• [Problem description]: It is required that all of the data be written out exactly.

[Data records]
START
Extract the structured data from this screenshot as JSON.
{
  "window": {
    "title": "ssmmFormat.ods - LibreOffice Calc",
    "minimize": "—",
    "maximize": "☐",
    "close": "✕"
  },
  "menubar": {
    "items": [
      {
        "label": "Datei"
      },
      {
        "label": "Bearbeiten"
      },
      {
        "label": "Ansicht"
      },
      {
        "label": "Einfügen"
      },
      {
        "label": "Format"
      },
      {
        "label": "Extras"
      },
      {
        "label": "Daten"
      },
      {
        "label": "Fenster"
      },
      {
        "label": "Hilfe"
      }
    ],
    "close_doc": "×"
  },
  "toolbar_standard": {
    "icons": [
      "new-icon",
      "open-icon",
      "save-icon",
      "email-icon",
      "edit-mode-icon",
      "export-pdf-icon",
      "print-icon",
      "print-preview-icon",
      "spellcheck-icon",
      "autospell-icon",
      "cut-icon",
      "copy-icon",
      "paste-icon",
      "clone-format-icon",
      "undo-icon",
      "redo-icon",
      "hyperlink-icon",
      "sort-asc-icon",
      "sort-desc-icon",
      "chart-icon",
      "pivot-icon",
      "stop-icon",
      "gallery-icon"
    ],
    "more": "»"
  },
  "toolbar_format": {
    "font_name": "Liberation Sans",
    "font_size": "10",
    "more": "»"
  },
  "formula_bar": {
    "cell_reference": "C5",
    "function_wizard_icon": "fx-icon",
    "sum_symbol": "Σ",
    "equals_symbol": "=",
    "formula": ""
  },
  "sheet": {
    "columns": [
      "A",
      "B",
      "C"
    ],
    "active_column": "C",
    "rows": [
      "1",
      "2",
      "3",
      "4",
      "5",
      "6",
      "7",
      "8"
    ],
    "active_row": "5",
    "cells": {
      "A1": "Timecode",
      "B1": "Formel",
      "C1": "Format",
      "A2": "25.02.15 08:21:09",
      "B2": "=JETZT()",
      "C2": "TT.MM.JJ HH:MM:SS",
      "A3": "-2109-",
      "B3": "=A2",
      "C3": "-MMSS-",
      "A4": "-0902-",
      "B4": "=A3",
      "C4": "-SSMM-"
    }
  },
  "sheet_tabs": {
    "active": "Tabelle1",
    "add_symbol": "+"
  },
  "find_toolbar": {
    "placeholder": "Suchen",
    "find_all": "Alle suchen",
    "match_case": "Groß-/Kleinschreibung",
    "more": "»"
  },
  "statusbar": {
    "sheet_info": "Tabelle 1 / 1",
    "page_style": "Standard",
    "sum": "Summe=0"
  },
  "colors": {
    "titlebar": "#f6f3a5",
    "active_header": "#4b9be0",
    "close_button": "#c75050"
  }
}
END
• [The response]:
Extract the structured data from this screenshot as JSON.
{
  "window": {
    "title": "ssmmFormat.ods - LibreOffice Calc",
    "minimize": "—",
    "maximize": "☐",
    "close": "✕"
  },
  "menubar": {
    "items": [
      {
        "label": "Datei"
      },
      {
        "label": "Bearbeiten"
      },
      {
        "label": "Ansicht"
      },
      {
        "label": "Einfügen"
      },
      {
        "label": "Format"
      },
      {
        "label": "Extras"
      },
      {
        "label": "Daten"
      },
      {
        "label": "Fenster"
      },
      {
        "label": "Hilfe"
      }
    ],
    "close_doc": "×"
  },
  "toolbar_standard": {
    "icons": [
      "new-icon",
      "open-icon",
      "save-icon",
      "email-icon",
      "edit-mode-icon",
      "export-pdf-icon",
      "print-icon",
      "print-preview-icon",
      "spellcheck-icon",
      "autospell-icon",
      "cut-icon",
      "copy-icon",
      "paste-icon",
      "clone-format-icon",
      "undo-icon",
      "redo-icon",
      "hyperlink-icon",
      "sort-asc-icon",
      "sort-desc-icon",
      "chart-icon",
      "pivot-icon",
      "stop-icon",
      "gallery-icon"
    ],
    "more": "»"
  },
  "toolbar_format": {
    "font_name": "Liberation Sans",
    "font_size": "10",
    "more": "»"
  },
  "formula_bar": {
    "cell_reference": "C5",
    "function_wizard_icon": "fx-icon",
    "sum_symbol": "Σ",
    "equals_symbol": "=",
    "formula": ""
  },
  "sheet": {
    "columns": [
      "A",
      "B",
      "C"
    ],
    "active_column": "C",
    "rows": [
      "1",
      "2",
      "3",
      "4",
      "5",
      "6",
      "7",
      "8"
    ],
    "active_row": "5",
    "cells": {
      "A1": "Timecode",
      "B1": "Formel",
      "C1": "Format",
      "A2": "25.02.15 08:21:09",
      "B2": "=JETZT()",
      "C2": "TT.MM.JJ HH:MM:SS",
      "A3": "-2109-",
      "B3": "=A2",
      "C3": "-MMSS-",
      "A4": "-0902-",
      "B4": "=A3",
      "C4": "-SSMM-"
    }
  },
  "sheet_tabs": {
    "active": "Tabelle1",
    "add_symbol": "+"
  },
  "find_toolbar": {
    "placeholder": "Suchen",
    "find_all": "Alle suchen",
    "match_case": "Groß-/Kleinschreibung",
    "more": "»"
  },
  "statusbar": {
    "sheet_info": "Tabelle 1 / 1",
    "page_style": "Standard",
    "sum": "Summe=0"
  },
  "colors": {
    "titlebar": "#f6f3a5",
    "active_header": "#4b9be0",
    "close_button": "#c75050"
  }
}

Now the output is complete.